— start of Given data —
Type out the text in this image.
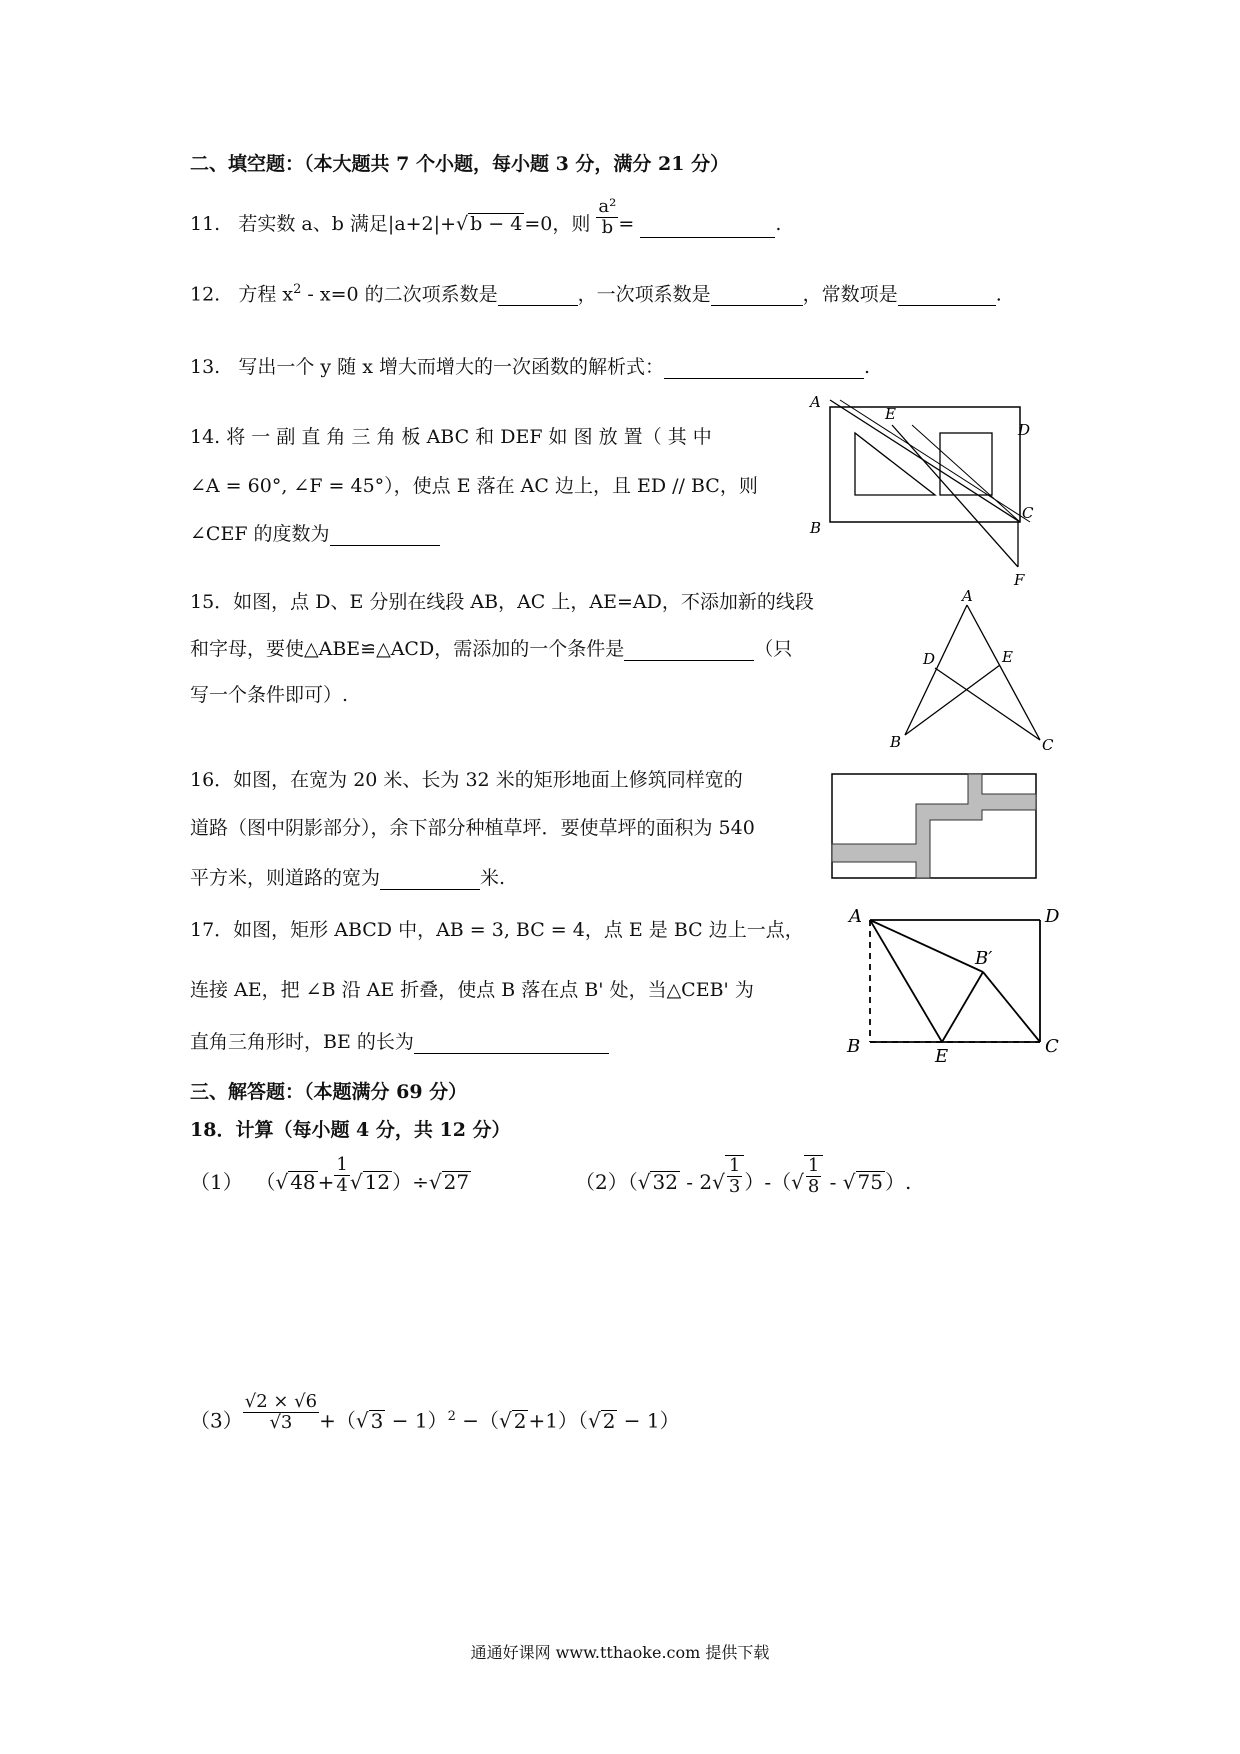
二、填空题：（本大题共 7 个小题，每小题 3 分，满分 21 分）
11. 若实数 a、b 满足|a+2|+√ b − 4 =0，则 $\frac{\text{a²}}{b}$ =	.
12. 方程 $x^2 - x=0$ 的二次项系数是	，一次项系数是	，常数项是	.
13. 写出一个 y 随 x 增大而增大的一次函数的解析式：	.
14. 将 一 副 直 角 三 角 板 ABC 和 DEF 如 图 放 置（ 其 中
∠A = 60°, ∠F = 45°），使点 E 落在 AC 边上，且 ED // BC，则
∠CEF 的度数为
A
E
D
B
C
F
15．如图，点 D、E 分别在线段 AB，AC 上，AE=AD，不添加新的线段
和字母，要使△ABE≌△ACD，需添加的一个条件是	（只
写一个条件即可）.
A
D	E
B	C
16．如图，在宽为 20 米、长为 32 米的矩形地面上修筑同样宽的
道路（图中阴影部分），余下部分种植草坪．要使草坪的面积为 540
平方米，则道路的宽为	米.
17．如图，矩形 ABCD 中，AB = 3, BC = 4，点 E 是 BC 边上一点，
连接 AE，把 ∠B 沿 AE 折叠，使点 B 落在点 B' 处，当△CEB' 为
直角三角形时，BE 的长为
A	D
B′
B	E	C
三、解答题：（本题满分 69 分）
18．计算（每小题 4 分，共 12 分）
（1） （√ $48 + \frac{1}{4}$ √ 12 ）÷√ 27	（2）（√ $32 - 2√ \frac{1}{3}$ ）-（√ $\frac{1}{8}$ - √ 75 ）.
$(3) \frac{√2 \times √6}{√3}$ +（√ 3 − 1）$^2$ −（√ 2 +1）（√ 2 − 1）
通通好课网 www.tthaoke.com 提供下载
— end of Given data —
*Exercise prompt*. Take every line above carrying "frac" and return it.

*Task solution*.
11. 若实数 a、b 满足|a+2|+√ b − 4 =0，则 $\frac{\text{a²}}{b}$ =	.
（1） （√ $48 + \frac{1}{4}$ √ 12 ）÷√ 27	（2）（√ $32 - 2√ \frac{1}{3}$ ）-（√ $\frac{1}{8}$ - √ 75 ）.
$(3) \frac{√2 \times √6}{√3}$ +（√ 3 − 1）$^2$ −（√ 2 +1）（√ 2 − 1）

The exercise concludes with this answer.